Task objective: Locate and copy all lines bearing the word "sequence".

Records contained in a dataset:
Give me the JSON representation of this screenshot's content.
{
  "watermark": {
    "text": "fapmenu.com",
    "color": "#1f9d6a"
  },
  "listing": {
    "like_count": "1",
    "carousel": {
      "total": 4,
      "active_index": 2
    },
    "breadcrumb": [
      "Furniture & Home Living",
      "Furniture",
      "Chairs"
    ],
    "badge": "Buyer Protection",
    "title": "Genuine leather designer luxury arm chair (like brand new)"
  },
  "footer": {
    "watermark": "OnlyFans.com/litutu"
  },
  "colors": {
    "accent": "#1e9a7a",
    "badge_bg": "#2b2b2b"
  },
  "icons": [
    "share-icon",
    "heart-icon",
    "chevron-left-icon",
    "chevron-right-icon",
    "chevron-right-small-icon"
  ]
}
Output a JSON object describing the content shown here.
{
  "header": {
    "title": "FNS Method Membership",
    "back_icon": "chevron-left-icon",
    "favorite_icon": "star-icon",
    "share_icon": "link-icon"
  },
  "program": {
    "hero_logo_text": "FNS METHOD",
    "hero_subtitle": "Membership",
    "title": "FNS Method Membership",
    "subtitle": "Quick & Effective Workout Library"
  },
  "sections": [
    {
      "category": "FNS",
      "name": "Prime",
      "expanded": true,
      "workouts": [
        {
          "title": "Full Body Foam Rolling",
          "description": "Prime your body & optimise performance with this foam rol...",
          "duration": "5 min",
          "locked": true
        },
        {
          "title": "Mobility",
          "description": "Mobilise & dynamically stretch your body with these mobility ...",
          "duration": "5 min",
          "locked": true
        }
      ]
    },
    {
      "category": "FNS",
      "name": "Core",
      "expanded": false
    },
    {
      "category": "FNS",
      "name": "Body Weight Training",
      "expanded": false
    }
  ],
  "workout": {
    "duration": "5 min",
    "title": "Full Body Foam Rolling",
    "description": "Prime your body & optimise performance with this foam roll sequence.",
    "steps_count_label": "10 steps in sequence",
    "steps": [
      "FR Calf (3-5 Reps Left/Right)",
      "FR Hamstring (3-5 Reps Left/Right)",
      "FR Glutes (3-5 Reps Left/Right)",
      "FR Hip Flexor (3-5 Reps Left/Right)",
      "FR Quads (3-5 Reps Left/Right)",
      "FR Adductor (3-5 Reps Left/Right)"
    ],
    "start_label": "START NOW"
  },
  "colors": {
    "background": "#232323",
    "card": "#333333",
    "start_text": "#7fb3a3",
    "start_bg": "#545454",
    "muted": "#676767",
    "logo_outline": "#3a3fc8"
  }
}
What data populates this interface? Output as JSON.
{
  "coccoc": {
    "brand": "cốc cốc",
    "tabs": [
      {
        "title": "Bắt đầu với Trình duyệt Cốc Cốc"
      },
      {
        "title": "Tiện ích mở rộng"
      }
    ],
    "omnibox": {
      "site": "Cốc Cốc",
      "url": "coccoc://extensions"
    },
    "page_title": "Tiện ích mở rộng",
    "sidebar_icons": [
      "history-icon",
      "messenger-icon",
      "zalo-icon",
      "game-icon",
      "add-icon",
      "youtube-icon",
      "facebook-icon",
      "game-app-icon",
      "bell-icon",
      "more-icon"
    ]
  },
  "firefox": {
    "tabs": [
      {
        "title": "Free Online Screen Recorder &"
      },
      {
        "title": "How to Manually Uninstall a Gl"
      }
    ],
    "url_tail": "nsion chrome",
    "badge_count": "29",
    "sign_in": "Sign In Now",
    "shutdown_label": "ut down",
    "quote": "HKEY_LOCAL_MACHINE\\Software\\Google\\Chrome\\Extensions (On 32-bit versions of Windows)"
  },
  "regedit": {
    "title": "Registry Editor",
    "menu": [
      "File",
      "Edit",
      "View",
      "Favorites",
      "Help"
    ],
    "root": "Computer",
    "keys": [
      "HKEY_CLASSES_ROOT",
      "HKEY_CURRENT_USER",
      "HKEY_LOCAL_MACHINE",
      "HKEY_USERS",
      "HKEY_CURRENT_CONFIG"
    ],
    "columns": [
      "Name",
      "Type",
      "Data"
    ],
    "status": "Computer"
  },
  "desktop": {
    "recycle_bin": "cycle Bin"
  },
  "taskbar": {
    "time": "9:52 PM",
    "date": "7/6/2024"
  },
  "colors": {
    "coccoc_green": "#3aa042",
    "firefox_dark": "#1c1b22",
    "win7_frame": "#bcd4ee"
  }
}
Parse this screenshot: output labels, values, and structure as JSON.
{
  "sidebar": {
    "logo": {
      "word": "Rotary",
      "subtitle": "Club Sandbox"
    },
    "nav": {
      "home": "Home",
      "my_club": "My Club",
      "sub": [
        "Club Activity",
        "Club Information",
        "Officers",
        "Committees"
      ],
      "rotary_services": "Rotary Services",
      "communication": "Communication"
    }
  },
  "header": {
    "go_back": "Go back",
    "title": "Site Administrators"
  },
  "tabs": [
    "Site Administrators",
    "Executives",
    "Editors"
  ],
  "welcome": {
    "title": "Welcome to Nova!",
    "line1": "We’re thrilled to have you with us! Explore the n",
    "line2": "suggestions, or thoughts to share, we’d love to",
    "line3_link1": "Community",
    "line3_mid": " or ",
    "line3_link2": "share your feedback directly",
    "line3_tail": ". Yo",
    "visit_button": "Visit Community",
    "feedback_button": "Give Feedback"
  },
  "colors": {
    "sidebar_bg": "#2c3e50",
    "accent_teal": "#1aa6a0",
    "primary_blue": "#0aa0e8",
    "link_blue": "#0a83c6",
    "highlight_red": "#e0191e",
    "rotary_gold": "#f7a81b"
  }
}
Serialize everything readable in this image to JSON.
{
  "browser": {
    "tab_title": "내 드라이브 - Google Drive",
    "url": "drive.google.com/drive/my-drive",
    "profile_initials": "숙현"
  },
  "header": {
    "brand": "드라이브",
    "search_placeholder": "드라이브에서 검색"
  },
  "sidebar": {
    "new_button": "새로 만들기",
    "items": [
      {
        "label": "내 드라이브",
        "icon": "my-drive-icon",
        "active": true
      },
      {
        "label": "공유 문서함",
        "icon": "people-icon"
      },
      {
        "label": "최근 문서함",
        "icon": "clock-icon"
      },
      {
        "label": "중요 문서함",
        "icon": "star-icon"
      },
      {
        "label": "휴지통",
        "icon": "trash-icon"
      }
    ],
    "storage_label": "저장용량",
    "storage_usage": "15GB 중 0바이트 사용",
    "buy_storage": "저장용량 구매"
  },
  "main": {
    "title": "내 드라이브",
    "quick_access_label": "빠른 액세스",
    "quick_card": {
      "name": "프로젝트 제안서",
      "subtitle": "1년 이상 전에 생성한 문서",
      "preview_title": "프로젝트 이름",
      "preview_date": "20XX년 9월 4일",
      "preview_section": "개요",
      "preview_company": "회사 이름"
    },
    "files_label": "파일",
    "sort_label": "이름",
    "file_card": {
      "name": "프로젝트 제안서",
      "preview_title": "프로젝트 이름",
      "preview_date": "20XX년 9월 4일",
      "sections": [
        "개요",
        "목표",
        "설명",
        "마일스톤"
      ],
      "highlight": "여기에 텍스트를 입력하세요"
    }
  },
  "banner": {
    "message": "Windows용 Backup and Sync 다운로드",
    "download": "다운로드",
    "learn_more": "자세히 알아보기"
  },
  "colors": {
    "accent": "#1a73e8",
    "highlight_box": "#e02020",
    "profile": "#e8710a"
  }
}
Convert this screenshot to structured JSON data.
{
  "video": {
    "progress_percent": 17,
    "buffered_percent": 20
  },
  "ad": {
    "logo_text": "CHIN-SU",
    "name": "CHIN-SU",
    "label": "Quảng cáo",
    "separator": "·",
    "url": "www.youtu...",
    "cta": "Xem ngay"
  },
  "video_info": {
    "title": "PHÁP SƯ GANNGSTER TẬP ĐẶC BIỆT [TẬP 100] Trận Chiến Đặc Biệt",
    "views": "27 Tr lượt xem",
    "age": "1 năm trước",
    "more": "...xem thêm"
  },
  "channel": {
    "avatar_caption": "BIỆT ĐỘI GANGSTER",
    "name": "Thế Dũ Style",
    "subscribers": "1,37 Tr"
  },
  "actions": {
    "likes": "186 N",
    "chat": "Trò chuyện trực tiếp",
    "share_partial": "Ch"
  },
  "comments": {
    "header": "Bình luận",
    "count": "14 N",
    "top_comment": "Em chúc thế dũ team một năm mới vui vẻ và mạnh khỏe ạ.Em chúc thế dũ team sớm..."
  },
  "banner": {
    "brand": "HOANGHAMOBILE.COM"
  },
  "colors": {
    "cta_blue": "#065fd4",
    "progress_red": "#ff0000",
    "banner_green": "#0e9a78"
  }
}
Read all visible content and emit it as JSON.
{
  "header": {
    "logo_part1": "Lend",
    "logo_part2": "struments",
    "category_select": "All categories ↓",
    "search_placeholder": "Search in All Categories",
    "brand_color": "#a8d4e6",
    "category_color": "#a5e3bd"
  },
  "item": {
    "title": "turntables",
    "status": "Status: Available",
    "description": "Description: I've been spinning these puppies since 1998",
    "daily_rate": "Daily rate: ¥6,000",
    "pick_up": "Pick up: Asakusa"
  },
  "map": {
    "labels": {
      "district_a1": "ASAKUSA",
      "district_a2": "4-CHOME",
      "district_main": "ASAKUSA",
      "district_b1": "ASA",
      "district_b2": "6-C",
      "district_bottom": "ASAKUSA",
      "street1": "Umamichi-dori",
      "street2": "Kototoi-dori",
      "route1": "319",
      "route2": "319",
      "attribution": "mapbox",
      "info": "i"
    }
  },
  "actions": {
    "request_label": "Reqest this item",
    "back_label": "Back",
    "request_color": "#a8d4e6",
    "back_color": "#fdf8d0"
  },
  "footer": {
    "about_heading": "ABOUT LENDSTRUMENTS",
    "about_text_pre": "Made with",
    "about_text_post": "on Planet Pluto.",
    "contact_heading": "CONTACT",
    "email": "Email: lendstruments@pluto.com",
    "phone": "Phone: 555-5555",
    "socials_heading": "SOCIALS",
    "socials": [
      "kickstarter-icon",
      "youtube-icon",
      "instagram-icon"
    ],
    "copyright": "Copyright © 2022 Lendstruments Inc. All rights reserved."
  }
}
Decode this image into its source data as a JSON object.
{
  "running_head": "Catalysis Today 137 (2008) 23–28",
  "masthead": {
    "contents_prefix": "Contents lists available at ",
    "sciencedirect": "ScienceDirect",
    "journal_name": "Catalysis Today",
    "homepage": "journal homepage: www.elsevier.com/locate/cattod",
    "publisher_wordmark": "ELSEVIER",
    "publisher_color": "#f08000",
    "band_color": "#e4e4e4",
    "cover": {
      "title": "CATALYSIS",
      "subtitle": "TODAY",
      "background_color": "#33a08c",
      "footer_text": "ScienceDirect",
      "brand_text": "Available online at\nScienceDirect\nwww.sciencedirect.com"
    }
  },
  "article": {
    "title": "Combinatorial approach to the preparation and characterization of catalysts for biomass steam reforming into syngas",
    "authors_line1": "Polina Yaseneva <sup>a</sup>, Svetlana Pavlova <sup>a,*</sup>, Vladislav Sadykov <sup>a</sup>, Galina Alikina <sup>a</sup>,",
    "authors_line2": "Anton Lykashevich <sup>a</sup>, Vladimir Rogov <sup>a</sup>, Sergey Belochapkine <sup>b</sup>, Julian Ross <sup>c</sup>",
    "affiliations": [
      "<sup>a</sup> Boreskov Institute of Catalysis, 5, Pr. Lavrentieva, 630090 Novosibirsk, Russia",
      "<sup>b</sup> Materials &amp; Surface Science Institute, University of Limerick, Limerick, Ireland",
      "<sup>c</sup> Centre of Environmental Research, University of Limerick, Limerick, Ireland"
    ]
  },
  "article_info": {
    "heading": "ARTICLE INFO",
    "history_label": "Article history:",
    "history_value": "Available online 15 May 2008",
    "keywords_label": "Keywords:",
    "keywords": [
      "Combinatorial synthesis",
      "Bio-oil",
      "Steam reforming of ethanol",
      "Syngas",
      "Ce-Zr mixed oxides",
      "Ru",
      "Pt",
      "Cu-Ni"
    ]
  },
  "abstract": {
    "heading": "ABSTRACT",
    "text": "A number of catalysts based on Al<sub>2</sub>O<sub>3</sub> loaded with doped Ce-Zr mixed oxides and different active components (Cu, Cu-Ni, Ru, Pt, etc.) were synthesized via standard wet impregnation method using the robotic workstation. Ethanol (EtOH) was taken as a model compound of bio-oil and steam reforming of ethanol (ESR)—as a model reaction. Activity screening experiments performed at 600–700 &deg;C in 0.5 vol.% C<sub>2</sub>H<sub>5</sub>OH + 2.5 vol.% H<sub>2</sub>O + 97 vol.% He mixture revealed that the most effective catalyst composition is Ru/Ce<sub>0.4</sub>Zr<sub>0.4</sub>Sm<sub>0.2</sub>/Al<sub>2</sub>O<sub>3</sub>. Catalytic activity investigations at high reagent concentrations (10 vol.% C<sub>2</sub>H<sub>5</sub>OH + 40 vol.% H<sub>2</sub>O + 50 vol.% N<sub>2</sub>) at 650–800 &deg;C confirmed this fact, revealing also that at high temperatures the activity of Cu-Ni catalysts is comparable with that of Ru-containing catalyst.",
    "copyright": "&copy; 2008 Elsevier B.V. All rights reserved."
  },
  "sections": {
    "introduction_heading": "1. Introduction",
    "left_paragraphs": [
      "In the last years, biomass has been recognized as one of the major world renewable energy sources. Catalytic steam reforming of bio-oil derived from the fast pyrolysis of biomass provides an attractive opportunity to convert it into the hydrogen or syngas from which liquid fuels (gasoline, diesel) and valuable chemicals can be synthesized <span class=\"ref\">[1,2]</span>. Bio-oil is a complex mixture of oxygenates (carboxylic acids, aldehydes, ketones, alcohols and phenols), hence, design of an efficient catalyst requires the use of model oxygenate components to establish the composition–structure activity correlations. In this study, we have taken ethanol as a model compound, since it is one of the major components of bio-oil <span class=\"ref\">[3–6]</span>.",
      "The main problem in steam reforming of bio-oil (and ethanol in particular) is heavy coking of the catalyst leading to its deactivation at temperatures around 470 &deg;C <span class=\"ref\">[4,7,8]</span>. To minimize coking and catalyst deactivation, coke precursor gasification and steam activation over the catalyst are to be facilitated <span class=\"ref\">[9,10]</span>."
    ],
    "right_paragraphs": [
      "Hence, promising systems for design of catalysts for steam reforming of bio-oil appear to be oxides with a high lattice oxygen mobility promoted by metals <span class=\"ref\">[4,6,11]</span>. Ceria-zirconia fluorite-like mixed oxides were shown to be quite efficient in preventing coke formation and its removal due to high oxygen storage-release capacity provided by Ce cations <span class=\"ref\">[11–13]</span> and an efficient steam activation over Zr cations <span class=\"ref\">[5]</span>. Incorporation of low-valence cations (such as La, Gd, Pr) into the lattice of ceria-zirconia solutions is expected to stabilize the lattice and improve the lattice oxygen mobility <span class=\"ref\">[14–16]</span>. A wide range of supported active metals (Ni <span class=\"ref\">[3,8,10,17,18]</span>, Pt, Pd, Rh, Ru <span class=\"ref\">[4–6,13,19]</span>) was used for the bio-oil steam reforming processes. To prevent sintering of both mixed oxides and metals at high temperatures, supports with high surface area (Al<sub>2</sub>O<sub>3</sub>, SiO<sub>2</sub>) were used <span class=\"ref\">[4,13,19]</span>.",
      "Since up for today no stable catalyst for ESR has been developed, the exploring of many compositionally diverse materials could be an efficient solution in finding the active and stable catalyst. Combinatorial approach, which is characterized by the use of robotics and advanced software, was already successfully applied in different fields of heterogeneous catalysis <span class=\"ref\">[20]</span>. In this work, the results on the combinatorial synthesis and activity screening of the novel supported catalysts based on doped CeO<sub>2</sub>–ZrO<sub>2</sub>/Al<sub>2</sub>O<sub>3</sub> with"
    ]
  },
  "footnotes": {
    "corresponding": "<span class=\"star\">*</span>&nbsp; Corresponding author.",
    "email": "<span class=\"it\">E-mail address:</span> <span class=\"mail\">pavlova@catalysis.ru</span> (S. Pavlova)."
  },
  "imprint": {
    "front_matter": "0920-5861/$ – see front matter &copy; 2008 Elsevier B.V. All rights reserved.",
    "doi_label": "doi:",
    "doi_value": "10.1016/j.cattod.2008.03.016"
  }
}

Complete answer:
    "description": "Prime your body & optimise performance with this foam roll sequence.",
    "steps_count_label": "10 steps in sequence",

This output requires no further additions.